**** EXTRACTED RECORDS ****

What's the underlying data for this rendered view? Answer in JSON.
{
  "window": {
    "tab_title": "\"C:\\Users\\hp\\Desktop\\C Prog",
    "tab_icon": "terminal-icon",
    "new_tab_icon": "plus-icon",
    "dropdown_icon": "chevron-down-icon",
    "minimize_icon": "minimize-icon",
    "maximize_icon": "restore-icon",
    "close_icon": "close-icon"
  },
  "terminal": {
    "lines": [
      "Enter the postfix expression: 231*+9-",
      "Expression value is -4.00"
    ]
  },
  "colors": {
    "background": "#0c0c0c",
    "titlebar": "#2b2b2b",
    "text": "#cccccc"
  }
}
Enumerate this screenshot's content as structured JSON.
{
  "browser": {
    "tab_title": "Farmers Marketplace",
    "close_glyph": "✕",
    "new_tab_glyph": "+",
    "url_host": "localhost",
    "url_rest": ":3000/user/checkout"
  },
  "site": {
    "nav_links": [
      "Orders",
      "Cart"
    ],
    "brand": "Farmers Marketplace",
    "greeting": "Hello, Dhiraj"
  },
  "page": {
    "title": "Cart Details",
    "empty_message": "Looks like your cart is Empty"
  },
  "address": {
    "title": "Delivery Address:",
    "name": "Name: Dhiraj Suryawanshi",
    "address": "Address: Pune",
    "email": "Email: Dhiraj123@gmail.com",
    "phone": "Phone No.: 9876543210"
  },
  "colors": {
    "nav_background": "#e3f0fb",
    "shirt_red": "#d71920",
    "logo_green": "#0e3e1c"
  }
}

****

▶ [WHAT TO PRODUCE]:
Every line of the records that includes the word "icon" should be gathered.

▶ [FULL SOLUTION]:
    "tab_icon": "terminal-icon",
    "new_tab_icon": "plus-icon",
    "dropdown_icon": "chevron-down-icon",
    "minimize_icon": "minimize-icon",
    "maximize_icon": "restore-icon",
    "close_icon": "close-icon"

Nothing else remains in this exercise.